**Your objective**
Find the line that contains "Enumerate this chart's". Output it and every line after it to the end of the records, exactly as they appear.

**Data shown**
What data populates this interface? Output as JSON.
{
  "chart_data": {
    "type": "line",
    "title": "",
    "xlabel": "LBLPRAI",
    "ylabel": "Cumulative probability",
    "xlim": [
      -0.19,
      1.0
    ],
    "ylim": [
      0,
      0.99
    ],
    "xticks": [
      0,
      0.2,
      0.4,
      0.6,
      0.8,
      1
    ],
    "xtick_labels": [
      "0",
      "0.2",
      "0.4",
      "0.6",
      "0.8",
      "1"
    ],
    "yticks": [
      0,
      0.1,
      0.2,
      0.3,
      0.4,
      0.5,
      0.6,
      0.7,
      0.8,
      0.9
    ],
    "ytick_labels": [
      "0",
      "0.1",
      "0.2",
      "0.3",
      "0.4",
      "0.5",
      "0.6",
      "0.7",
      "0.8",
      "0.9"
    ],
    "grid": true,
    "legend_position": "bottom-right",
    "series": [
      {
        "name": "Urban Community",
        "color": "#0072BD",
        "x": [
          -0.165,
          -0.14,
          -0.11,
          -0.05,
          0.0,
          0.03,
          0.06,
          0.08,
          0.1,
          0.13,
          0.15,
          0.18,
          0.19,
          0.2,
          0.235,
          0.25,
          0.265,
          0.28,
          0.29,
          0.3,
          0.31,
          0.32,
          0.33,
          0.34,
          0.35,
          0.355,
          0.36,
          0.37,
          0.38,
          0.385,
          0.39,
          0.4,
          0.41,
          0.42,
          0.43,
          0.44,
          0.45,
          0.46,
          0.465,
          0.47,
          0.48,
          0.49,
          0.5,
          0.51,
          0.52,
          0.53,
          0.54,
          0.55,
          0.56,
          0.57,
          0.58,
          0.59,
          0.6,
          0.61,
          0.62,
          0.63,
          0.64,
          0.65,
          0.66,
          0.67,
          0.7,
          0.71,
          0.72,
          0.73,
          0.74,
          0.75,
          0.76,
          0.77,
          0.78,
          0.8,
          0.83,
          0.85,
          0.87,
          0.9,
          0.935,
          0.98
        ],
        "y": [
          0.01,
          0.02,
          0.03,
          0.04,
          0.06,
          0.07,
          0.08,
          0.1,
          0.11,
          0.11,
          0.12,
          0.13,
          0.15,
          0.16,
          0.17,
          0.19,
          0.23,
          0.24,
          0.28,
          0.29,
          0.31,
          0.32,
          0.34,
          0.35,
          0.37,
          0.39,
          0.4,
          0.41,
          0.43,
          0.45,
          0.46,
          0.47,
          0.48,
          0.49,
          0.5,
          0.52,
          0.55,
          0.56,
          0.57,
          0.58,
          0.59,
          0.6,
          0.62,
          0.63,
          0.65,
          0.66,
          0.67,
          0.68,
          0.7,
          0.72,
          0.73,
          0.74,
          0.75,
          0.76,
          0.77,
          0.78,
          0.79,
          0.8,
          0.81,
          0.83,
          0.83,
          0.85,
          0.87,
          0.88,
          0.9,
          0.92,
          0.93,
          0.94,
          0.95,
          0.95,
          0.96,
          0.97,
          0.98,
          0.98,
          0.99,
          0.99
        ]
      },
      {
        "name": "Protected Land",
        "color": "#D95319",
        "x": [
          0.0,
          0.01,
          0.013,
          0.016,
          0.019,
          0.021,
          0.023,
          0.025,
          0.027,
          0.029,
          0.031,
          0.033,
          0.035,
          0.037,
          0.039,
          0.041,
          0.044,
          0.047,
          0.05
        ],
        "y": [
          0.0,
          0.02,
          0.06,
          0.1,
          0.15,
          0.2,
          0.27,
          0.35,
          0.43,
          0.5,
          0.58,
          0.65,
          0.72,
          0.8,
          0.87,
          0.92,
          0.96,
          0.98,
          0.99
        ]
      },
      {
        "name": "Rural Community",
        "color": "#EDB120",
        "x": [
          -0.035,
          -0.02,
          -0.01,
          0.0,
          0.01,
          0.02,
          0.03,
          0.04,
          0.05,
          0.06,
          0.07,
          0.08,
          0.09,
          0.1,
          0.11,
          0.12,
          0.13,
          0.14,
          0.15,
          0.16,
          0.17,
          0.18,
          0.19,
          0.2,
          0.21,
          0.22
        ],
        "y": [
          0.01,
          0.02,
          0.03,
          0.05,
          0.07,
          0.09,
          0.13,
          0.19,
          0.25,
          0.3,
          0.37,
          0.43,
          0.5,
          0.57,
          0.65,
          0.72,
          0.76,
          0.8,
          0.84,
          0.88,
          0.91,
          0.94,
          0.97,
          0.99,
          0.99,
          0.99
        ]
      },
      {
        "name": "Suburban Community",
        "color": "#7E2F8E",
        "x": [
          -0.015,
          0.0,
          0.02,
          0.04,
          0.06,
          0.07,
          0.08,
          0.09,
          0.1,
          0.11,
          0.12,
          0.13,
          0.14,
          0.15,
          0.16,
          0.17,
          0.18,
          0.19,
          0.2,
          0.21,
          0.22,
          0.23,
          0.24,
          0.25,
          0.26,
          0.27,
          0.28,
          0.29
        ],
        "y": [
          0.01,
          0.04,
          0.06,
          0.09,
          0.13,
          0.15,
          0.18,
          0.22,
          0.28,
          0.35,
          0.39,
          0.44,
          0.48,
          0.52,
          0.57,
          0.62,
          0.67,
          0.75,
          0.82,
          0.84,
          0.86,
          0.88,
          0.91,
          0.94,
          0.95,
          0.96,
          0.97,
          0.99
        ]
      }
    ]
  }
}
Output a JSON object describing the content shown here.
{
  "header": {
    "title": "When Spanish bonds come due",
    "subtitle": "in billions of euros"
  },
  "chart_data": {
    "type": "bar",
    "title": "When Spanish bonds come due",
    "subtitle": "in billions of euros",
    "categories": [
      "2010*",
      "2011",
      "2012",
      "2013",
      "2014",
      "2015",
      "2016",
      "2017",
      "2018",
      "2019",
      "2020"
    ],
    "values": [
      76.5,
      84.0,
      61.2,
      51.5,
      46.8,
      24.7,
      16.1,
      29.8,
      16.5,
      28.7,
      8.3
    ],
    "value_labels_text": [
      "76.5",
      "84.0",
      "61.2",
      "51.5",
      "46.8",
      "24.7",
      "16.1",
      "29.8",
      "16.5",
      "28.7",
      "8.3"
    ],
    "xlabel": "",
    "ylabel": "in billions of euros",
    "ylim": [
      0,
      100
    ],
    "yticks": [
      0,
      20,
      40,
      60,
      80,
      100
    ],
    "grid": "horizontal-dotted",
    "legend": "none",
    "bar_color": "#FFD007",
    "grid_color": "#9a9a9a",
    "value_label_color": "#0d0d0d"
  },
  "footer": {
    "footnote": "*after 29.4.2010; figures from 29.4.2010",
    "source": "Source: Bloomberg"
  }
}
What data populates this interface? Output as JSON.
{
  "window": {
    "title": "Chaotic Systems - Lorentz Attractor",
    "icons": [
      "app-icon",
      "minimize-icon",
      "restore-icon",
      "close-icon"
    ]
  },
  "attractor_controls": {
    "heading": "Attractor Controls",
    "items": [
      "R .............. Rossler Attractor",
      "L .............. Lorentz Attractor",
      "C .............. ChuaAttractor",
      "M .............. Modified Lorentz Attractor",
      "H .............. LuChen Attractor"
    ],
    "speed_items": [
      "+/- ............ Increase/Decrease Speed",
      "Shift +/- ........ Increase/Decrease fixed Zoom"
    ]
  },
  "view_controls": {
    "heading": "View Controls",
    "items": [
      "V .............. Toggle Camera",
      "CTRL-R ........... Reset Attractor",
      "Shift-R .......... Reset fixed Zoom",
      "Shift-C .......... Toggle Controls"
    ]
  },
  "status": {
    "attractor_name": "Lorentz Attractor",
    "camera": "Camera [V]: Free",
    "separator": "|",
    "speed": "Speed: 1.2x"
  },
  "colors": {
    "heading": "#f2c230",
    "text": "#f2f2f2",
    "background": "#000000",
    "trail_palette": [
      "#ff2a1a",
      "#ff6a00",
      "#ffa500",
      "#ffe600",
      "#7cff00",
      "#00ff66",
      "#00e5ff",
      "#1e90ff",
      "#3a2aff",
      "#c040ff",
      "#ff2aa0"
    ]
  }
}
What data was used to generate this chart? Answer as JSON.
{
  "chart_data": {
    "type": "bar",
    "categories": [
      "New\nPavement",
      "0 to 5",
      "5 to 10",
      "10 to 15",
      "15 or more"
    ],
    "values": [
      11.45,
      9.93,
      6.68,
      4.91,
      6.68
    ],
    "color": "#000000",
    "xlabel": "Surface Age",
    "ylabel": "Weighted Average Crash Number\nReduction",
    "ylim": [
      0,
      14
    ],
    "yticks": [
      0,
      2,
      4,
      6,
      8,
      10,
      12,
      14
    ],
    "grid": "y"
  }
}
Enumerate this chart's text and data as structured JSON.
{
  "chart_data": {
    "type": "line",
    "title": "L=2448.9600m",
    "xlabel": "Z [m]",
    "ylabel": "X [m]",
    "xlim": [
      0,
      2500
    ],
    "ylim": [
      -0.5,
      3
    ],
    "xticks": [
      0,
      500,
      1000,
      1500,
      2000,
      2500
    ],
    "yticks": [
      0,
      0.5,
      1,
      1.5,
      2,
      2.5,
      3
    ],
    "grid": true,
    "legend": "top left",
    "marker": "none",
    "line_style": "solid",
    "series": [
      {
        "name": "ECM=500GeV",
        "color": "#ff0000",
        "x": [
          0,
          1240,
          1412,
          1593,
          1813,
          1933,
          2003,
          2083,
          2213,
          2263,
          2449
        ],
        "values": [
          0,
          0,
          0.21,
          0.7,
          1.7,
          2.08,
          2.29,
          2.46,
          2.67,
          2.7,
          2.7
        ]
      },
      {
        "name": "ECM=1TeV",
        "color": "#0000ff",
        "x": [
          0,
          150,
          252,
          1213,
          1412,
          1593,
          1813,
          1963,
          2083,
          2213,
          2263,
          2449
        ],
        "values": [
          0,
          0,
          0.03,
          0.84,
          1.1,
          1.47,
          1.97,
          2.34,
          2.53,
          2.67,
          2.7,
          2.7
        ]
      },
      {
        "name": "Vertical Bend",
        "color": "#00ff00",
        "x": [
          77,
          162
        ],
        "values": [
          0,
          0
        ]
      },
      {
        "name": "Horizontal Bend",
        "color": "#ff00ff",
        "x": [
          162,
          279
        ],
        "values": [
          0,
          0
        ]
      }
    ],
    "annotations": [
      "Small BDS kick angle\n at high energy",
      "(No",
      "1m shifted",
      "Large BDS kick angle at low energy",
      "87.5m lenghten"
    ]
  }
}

**Output of the task**
Enumerate this chart's text and data as structured JSON.
{
  "chart_data": {
    "type": "line",
    "title": "L=2448.9600m",
    "xlabel": "Z [m]",
    "ylabel": "X [m]",
    "xlim": [
      0,
      2500
    ],
    "ylim": [
      -0.5,
      3
    ],
    "xticks": [
      0,
      500,
      1000,
      1500,
      2000,
      2500
    ],
    "yticks": [
      0,
      0.5,
      1,
      1.5,
      2,
      2.5,
      3
    ],
    "grid": true,
    "legend": "top left",
    "marker": "none",
    "line_style": "solid",
    "series": [
      {
        "name": "ECM=500GeV",
        "color": "#ff0000",
        "x": [
          0,
          1240,
          1412,
          1593,
          1813,
          1933,
          2003,
          2083,
          2213,
          2263,
          2449
        ],
        "values": [
          0,
          0,
          0.21,
          0.7,
          1.7,
          2.08,
          2.29,
          2.46,
          2.67,
          2.7,
          2.7
        ]
      },
      {
        "name": "ECM=1TeV",
        "color": "#0000ff",
        "x": [
          0,
          150,
          252,
          1213,
          1412,
          1593,
          1813,
          1963,
          2083,
          2213,
          2263,
          2449
        ],
        "values": [
          0,
          0,
          0.03,
          0.84,
          1.1,
          1.47,
          1.97,
          2.34,
          2.53,
          2.67,
          2.7,
          2.7
        ]
      },
      {
        "name": "Vertical Bend",
        "color": "#00ff00",
        "x": [
          77,
          162
        ],
        "values": [
          0,
          0
        ]
      },
      {
        "name": "Horizontal Bend",
        "color": "#ff00ff",
        "x": [
          162,
          279
        ],
        "values": [
          0,
          0
        ]
      }
    ],
    "annotations": [
      "Small BDS kick angle\n at high energy",
      "(No",
      "1m shifted",
      "Large BDS kick angle at low energy",
      "87.5m lenghten"
    ]
  }
}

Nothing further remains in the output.